- **WHAT IS NEEDED**:
Go through the records and copy each line where the word "right" occurs.

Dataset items
+++
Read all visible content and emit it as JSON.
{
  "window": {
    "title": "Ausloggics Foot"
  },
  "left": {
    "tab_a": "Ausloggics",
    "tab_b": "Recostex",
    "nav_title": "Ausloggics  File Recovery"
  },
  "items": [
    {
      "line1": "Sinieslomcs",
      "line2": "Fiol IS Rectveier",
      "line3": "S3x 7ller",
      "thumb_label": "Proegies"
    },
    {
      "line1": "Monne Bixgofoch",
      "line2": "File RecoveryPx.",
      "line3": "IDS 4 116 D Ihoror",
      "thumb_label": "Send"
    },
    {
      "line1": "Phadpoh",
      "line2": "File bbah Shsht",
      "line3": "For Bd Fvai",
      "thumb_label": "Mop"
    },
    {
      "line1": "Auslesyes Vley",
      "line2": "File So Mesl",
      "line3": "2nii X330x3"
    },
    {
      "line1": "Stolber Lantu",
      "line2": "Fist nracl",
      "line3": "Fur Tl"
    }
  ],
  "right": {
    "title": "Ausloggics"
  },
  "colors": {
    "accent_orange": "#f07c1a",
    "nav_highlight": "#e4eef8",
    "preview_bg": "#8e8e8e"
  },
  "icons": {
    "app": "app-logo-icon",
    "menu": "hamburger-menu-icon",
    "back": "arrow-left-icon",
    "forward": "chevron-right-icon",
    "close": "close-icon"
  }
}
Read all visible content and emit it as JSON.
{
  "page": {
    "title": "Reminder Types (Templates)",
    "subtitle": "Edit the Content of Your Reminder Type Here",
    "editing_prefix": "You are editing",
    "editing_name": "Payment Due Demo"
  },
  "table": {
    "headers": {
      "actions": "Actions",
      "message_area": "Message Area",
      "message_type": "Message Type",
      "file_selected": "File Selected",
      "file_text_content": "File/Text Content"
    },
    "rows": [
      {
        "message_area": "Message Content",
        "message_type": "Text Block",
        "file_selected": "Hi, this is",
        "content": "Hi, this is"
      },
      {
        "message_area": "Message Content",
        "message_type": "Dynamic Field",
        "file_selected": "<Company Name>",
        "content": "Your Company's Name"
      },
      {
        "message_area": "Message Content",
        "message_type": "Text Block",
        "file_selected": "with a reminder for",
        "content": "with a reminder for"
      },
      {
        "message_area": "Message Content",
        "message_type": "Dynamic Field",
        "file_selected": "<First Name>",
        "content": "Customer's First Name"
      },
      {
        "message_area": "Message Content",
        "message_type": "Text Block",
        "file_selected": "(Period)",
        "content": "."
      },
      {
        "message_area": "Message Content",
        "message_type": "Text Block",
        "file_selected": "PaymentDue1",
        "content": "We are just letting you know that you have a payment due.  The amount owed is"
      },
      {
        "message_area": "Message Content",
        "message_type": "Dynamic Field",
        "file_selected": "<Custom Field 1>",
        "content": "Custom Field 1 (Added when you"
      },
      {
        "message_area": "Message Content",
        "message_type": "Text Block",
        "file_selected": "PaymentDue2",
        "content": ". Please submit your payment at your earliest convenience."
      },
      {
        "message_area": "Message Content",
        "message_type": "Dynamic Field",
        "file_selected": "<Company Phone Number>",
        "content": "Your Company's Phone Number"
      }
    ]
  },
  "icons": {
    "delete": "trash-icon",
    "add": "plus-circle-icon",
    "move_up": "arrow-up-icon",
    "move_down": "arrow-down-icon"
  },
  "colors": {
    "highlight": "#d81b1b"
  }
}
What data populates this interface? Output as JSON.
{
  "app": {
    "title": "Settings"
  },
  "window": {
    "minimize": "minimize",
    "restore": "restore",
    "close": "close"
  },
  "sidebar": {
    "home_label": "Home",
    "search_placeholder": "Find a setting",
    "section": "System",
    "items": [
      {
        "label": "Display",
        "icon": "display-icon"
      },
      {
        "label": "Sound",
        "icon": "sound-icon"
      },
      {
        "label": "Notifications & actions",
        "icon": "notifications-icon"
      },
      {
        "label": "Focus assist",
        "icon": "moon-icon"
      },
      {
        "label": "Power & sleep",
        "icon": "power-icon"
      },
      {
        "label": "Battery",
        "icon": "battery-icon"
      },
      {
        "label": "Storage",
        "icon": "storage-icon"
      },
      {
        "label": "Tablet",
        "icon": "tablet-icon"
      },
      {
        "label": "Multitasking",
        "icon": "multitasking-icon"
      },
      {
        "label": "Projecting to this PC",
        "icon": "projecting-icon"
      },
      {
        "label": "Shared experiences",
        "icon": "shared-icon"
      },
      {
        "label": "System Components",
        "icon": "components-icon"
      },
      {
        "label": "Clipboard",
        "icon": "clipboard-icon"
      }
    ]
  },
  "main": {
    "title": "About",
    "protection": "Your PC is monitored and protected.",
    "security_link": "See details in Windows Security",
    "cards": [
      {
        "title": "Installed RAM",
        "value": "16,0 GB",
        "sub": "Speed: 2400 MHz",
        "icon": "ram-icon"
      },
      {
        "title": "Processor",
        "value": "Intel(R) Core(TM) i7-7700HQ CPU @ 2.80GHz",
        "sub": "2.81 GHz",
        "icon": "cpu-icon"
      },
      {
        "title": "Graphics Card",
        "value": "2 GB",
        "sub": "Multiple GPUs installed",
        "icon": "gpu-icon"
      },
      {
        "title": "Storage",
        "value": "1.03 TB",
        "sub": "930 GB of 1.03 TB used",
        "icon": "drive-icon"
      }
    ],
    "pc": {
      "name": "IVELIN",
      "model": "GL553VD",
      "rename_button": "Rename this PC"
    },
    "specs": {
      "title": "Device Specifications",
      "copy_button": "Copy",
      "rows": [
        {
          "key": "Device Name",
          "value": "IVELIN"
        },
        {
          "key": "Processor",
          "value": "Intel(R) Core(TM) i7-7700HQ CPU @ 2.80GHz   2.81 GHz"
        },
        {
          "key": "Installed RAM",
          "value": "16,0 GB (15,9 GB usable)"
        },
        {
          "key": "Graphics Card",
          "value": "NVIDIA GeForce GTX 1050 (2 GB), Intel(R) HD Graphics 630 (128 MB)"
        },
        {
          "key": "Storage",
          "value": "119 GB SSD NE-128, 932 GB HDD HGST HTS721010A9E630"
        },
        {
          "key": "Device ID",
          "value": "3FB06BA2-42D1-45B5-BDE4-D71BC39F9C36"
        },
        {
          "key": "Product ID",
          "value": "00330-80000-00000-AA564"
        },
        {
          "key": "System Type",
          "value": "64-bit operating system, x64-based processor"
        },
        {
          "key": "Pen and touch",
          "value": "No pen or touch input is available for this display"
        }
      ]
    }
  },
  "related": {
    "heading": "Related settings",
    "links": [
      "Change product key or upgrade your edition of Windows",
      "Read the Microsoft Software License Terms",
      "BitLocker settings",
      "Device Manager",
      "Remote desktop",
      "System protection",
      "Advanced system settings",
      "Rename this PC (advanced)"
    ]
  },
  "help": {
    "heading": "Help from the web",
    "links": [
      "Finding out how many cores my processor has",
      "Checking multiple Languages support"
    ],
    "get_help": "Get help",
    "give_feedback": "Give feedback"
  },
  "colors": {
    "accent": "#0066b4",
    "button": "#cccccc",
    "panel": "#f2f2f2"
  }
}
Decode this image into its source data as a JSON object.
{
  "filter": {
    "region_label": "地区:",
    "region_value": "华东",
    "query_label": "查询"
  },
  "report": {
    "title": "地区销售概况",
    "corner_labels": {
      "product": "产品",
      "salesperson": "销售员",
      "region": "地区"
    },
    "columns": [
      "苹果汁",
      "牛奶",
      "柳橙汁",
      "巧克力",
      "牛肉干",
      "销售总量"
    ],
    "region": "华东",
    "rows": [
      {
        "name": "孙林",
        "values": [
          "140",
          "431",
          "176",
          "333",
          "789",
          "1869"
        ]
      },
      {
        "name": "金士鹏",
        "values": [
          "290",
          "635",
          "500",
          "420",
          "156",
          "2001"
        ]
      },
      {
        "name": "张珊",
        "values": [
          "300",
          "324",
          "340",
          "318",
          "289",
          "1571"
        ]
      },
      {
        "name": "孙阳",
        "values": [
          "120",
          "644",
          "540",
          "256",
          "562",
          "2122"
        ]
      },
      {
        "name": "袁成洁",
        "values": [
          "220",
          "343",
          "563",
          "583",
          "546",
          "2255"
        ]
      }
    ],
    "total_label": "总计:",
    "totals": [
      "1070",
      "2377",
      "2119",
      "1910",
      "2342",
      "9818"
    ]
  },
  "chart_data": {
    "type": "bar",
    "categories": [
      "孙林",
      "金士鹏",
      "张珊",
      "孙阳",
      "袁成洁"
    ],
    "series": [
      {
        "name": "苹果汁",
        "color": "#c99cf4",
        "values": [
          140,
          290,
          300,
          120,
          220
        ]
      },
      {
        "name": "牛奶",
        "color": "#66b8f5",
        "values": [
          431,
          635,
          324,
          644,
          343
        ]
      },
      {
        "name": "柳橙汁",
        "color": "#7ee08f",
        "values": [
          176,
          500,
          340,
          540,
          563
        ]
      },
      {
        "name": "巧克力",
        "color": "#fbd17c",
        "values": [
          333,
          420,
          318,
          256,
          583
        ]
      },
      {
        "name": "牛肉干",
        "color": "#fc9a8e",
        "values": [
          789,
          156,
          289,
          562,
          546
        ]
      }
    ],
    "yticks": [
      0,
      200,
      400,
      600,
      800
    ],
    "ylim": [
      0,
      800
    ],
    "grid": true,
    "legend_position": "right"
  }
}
+++
- **ANSWER TO THIS TASK**:
  "right": {
    "forward": "chevron-right-icon",
    "legend_position": "right"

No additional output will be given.